Go through the material below and copy all lines with "text".

═══ Input rows

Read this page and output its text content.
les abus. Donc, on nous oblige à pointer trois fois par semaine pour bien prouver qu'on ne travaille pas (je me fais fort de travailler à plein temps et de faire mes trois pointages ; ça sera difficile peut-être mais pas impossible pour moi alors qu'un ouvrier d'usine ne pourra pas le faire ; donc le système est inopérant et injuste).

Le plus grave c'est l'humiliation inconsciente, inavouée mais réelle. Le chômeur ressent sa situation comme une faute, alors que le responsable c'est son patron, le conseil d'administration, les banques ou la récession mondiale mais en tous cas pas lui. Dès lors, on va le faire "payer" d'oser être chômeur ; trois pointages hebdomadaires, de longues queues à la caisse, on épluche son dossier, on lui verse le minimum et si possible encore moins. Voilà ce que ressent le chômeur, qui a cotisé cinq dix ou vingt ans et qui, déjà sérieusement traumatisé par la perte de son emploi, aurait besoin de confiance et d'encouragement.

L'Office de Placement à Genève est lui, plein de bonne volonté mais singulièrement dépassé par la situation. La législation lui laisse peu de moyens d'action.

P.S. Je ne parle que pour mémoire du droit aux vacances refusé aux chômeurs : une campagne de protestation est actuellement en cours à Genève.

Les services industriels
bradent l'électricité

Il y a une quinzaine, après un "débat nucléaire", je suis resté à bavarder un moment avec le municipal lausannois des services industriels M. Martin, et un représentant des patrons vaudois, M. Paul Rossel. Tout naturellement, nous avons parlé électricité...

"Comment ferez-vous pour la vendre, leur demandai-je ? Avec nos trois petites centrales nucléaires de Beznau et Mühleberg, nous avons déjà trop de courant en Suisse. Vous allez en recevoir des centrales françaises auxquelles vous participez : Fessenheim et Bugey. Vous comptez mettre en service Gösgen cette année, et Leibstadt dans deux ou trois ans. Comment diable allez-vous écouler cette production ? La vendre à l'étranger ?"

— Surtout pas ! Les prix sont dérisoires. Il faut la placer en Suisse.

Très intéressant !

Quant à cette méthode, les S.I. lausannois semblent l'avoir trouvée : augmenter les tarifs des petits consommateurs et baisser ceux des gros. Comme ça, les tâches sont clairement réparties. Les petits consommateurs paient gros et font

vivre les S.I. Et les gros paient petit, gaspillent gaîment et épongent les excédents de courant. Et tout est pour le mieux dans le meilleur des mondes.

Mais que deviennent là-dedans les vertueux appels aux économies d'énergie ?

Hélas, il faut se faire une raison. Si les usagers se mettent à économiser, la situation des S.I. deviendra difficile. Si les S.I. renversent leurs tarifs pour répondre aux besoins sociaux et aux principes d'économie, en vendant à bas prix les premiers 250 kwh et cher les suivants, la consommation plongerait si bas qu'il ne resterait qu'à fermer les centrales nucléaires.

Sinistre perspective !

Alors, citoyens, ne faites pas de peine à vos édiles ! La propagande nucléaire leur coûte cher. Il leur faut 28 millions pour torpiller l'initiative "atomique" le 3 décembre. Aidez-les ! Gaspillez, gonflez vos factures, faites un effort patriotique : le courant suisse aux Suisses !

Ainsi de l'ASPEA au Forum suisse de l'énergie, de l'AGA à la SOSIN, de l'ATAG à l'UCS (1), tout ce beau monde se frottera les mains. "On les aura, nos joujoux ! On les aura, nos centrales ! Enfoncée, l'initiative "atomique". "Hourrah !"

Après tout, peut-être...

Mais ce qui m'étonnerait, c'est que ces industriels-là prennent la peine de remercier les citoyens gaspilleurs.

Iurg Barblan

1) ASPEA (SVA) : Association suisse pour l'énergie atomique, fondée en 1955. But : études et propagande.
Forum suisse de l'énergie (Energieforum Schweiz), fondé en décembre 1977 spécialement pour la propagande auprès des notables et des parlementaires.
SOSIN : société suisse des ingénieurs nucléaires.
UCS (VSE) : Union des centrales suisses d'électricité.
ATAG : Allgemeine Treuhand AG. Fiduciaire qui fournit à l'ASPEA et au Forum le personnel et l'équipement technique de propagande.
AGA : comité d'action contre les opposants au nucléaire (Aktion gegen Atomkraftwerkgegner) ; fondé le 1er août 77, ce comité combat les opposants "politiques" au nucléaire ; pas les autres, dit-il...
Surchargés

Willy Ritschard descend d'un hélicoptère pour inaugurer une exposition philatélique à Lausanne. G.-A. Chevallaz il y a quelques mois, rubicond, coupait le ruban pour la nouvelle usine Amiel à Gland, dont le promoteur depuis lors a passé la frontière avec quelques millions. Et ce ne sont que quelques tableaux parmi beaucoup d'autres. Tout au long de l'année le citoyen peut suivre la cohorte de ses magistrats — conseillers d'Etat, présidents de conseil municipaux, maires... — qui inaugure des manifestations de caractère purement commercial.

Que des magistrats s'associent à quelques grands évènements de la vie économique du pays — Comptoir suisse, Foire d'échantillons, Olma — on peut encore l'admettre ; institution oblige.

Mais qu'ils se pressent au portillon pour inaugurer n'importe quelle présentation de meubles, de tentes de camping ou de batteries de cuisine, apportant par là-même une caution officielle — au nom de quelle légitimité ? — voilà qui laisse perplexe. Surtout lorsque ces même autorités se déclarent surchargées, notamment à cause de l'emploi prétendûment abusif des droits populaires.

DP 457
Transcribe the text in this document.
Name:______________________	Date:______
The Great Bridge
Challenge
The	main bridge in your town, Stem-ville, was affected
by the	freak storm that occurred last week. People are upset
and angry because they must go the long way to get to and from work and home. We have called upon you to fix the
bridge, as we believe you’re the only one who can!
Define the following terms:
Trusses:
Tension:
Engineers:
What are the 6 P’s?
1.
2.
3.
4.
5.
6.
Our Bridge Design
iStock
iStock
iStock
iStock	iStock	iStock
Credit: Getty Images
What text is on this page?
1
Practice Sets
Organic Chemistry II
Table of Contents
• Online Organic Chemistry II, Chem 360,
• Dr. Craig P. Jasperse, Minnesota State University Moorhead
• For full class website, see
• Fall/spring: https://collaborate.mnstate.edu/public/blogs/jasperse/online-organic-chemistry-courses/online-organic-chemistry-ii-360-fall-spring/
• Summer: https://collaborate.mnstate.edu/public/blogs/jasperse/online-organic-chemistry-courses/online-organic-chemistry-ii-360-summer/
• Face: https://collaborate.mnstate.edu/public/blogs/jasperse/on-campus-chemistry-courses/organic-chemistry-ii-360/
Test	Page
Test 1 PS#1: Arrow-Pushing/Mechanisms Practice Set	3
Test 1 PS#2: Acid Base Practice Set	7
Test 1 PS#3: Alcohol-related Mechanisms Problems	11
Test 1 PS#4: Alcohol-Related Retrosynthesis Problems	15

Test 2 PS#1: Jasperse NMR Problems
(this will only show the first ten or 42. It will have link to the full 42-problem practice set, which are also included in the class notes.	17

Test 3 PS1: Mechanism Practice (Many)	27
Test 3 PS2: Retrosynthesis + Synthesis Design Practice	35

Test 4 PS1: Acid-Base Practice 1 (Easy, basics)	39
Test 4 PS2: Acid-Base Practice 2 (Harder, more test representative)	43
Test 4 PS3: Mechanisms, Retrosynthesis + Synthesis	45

══════

### Task response:
Read this page and output its text content.
Transcribe the text in this document.
What text is on this page?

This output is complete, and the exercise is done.